Items:
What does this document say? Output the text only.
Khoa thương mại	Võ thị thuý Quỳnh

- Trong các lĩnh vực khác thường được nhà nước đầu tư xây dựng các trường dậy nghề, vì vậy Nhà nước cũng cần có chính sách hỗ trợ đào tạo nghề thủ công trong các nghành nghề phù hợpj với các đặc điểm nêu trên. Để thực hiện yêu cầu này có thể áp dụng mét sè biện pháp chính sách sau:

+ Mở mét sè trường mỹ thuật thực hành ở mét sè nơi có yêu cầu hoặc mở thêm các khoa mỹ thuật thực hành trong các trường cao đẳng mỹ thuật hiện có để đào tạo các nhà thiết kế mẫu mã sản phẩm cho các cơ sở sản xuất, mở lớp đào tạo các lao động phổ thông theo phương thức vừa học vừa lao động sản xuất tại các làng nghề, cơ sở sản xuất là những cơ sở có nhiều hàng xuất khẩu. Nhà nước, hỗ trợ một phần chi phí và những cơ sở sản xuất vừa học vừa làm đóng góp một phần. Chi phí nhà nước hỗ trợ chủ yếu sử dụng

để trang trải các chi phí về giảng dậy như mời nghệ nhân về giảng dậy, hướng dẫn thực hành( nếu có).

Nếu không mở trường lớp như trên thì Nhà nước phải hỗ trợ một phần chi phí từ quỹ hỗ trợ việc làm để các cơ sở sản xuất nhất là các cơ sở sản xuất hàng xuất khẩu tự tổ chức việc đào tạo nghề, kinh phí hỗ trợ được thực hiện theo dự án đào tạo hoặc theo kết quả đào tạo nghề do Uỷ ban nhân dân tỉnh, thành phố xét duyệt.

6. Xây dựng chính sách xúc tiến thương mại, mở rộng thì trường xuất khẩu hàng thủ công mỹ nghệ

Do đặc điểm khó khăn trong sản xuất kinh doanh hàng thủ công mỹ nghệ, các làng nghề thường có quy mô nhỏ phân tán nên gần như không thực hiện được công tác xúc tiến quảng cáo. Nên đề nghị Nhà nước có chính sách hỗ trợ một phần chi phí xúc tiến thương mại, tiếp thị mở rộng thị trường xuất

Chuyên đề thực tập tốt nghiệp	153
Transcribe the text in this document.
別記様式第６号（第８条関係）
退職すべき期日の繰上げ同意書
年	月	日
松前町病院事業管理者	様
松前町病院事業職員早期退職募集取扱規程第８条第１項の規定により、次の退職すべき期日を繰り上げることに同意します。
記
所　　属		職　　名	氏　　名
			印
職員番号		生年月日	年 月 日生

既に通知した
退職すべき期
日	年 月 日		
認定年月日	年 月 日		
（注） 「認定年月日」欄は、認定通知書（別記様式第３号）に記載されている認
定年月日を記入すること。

Your task: Find every line containing the word "hoặc", then give the total and nothing more.

Worked solution: 2